### Task brief
Starting with the first line below, copy each line exactly as it appears, and stop after the line that contains "legend-item-label: ujson bbox=[405, 334, 513, 380]".

### Records provided
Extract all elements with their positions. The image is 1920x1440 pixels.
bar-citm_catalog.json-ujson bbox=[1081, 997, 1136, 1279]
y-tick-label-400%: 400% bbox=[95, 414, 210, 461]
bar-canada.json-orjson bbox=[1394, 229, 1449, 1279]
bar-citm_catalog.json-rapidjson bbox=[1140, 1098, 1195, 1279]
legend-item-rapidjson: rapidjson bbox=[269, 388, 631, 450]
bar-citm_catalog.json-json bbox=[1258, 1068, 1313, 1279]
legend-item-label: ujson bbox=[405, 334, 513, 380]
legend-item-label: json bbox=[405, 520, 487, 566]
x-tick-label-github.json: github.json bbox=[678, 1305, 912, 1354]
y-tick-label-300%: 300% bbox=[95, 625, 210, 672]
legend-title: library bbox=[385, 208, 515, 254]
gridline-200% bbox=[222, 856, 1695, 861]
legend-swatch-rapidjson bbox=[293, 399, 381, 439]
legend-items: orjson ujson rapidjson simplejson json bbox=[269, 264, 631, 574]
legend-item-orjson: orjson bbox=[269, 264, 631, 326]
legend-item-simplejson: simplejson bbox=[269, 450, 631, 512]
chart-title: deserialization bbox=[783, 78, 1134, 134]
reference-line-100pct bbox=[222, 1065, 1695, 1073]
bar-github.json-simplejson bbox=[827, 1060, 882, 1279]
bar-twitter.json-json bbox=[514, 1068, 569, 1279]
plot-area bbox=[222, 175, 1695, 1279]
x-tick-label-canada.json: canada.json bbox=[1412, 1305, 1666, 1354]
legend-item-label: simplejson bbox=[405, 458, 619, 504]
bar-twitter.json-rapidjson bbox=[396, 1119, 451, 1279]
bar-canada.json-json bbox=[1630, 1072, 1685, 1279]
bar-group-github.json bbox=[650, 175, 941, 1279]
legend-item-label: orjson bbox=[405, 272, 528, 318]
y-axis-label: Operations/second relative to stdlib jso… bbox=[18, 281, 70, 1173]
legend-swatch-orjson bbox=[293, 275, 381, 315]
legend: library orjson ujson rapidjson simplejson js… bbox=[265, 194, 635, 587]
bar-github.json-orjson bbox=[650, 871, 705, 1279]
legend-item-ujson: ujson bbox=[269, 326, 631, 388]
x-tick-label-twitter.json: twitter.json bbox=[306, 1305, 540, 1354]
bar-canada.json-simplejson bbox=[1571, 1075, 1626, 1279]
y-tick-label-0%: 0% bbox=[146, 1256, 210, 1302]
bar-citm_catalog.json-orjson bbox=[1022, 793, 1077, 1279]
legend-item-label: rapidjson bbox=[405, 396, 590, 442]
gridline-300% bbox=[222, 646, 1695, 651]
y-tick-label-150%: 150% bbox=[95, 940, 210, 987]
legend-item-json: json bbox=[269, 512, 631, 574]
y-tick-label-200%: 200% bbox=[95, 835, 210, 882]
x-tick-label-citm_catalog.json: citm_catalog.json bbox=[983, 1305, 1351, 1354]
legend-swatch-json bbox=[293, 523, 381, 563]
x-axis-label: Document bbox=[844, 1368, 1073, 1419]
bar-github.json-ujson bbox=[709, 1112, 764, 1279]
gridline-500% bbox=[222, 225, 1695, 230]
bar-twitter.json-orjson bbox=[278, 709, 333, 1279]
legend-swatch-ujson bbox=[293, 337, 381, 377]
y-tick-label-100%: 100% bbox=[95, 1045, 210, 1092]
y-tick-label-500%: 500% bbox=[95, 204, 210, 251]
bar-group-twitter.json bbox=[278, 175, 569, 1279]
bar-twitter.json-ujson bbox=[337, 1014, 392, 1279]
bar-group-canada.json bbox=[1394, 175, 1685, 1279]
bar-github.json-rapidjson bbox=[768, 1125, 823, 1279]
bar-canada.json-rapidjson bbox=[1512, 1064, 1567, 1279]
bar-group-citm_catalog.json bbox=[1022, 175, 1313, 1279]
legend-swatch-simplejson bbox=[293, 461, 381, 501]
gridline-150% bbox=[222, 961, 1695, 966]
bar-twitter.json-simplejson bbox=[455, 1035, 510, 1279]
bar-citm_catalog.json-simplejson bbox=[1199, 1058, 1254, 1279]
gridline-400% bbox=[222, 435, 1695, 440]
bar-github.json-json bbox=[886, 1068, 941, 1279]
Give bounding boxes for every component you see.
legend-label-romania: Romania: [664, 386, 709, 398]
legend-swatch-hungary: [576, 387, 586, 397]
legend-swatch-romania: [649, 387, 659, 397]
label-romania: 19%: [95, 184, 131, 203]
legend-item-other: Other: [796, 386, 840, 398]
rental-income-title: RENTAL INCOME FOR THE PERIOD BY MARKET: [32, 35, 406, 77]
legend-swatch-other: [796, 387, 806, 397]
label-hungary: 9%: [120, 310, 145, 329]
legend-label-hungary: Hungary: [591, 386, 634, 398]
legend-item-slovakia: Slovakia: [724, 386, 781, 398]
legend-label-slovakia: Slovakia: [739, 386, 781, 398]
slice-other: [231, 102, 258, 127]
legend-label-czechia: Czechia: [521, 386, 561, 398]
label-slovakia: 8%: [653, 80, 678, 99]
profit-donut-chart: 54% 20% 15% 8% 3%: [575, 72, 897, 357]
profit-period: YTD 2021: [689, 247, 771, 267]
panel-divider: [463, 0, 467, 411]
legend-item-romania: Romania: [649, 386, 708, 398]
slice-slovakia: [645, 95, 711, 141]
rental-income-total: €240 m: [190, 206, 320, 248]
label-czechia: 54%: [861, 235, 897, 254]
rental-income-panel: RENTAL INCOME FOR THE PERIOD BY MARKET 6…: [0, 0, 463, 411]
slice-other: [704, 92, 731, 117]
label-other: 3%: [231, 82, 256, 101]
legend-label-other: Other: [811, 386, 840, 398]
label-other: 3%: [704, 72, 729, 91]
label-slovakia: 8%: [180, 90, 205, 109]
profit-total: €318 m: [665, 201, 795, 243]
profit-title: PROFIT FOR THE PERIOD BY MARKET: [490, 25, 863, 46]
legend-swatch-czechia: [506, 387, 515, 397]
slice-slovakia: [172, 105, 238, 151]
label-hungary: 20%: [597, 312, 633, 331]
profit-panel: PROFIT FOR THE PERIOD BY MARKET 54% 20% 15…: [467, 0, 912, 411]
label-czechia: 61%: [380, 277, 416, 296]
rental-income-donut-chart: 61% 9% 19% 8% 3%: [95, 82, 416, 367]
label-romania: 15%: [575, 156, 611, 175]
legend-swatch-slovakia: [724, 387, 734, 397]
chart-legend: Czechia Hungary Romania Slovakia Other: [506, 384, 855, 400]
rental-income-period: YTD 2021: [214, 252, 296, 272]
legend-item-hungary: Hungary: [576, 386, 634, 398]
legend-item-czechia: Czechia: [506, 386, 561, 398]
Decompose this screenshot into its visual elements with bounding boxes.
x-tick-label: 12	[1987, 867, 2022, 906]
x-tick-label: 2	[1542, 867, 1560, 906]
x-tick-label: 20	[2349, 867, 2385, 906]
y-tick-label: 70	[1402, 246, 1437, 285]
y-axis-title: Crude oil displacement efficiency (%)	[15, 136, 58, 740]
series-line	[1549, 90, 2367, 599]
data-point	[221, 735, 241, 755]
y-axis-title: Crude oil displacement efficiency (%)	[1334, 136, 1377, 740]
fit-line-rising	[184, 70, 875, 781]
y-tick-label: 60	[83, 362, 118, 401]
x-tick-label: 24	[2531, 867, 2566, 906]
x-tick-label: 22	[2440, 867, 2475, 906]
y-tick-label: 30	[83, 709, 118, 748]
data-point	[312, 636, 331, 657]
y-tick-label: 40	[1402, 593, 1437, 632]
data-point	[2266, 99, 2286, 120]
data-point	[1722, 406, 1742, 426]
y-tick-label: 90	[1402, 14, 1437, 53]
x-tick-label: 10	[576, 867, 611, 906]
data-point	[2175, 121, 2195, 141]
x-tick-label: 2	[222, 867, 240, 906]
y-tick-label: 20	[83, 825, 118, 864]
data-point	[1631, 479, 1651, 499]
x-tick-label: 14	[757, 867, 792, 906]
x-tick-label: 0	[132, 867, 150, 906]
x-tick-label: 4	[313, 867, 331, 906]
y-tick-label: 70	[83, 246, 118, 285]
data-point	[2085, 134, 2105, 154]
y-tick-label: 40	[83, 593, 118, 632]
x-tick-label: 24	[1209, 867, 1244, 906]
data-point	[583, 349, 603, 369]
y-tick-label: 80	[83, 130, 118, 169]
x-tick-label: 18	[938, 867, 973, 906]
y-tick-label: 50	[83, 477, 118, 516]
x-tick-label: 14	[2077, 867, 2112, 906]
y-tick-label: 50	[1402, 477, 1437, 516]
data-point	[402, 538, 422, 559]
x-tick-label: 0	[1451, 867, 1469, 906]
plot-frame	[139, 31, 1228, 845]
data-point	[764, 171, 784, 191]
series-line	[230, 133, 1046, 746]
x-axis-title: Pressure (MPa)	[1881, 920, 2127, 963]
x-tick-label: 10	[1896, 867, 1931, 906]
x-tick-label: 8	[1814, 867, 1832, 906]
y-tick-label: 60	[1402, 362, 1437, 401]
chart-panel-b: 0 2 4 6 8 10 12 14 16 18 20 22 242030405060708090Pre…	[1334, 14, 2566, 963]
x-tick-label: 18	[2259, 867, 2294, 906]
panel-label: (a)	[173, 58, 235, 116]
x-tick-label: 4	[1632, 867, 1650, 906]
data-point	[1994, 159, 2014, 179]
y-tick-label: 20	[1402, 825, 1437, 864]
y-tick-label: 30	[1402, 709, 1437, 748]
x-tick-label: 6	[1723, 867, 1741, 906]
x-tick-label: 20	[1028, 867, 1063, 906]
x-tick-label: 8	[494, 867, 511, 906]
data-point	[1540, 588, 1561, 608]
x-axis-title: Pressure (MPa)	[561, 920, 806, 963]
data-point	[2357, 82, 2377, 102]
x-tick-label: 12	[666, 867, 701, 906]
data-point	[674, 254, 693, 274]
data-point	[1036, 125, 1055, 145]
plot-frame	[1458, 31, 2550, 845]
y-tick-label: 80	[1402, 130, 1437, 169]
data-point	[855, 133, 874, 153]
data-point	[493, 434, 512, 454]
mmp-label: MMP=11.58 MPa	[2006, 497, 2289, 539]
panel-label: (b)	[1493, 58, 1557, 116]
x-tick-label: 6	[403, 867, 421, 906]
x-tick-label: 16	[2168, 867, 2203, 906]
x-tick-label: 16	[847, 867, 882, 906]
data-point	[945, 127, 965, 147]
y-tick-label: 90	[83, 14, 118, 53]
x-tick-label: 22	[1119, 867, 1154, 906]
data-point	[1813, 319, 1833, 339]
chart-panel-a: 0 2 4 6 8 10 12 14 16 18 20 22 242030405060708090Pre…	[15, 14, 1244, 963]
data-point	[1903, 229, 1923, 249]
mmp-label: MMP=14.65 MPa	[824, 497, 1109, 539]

### Response below
Extract all elements with their positions. The image is 1920x1440 pixels.
bar-citm_catalog.json-ujson bbox=[1081, 997, 1136, 1279]
y-tick-label-400%: 400% bbox=[95, 414, 210, 461]
bar-canada.json-orjson bbox=[1394, 229, 1449, 1279]
bar-citm_catalog.json-rapidjson bbox=[1140, 1098, 1195, 1279]
legend-item-rapidjson: rapidjson bbox=[269, 388, 631, 450]
bar-citm_catalog.json-json bbox=[1258, 1068, 1313, 1279]
legend-item-label: ujson bbox=[405, 334, 513, 380]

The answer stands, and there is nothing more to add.